• [TASK DETAILS]
Go through the records and copy each line where the word "荒田大作" occurs.
>> START
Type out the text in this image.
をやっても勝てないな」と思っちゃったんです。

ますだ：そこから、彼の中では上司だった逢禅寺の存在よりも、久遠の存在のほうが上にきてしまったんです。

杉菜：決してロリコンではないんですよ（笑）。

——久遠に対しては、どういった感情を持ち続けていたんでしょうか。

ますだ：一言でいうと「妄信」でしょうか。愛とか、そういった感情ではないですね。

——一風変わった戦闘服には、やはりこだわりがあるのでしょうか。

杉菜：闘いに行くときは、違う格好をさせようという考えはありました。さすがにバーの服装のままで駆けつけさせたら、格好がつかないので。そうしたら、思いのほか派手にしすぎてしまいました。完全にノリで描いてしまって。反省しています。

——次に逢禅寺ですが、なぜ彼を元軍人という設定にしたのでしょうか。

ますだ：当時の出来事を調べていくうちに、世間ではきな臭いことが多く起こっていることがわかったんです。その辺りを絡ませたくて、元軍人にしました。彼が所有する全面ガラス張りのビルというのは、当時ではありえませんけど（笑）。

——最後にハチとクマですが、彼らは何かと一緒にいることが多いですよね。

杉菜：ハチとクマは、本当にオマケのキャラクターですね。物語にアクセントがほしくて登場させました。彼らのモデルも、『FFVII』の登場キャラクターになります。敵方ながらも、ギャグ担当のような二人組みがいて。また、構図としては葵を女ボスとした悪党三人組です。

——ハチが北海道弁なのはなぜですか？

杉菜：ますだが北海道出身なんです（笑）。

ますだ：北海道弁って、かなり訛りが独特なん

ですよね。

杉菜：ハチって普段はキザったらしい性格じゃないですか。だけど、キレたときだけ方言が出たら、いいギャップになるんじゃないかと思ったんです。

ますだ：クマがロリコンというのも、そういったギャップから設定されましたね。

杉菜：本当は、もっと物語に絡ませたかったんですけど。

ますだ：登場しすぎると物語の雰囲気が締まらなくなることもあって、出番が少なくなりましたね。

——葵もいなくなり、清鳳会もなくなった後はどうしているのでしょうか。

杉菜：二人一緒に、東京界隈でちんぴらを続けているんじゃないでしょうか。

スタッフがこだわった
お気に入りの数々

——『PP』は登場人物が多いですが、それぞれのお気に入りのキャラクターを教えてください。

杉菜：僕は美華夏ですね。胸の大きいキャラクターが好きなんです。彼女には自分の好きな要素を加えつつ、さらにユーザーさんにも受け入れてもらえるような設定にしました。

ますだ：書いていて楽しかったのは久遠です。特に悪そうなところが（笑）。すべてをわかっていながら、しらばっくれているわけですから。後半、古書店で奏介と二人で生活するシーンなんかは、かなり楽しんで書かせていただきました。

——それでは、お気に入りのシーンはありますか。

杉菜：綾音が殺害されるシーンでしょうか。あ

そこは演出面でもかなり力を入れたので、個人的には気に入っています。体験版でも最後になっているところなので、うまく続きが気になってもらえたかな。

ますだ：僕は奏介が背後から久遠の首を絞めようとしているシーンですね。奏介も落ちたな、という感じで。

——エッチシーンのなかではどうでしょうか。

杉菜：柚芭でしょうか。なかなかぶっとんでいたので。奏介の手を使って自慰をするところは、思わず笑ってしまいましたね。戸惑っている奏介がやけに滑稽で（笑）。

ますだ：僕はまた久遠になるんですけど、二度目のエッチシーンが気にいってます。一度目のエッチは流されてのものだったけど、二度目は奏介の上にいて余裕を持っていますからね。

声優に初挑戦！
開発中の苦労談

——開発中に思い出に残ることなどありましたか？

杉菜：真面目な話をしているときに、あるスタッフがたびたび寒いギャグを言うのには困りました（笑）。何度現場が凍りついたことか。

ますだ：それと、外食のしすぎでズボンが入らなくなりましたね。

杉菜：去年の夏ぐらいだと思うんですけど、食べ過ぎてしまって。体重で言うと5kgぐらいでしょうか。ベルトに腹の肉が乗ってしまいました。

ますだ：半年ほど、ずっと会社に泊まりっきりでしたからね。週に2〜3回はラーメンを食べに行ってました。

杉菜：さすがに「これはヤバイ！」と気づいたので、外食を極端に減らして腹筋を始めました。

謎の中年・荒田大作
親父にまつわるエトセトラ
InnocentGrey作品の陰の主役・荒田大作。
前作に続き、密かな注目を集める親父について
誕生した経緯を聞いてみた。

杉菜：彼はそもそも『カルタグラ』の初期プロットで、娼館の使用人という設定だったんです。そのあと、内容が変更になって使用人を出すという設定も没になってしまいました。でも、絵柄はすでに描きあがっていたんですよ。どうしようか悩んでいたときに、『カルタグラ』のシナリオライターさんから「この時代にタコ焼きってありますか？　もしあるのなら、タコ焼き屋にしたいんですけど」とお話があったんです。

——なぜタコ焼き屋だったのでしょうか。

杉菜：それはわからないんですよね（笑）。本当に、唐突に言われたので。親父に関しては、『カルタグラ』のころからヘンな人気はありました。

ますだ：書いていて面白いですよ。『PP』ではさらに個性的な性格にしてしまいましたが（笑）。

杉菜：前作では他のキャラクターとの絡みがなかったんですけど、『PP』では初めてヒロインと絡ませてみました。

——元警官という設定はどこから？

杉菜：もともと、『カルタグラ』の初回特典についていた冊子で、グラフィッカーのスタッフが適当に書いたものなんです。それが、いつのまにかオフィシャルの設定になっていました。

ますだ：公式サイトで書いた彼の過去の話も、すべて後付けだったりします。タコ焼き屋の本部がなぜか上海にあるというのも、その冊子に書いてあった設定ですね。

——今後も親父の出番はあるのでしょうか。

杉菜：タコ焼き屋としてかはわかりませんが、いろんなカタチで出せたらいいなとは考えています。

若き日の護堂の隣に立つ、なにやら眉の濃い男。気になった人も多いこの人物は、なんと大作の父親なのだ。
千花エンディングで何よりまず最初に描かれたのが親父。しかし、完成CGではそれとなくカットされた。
>> END
• [RESPONSE]
謎の中年・荒田大作
InnocentGrey作品の陰の主役・荒田大作。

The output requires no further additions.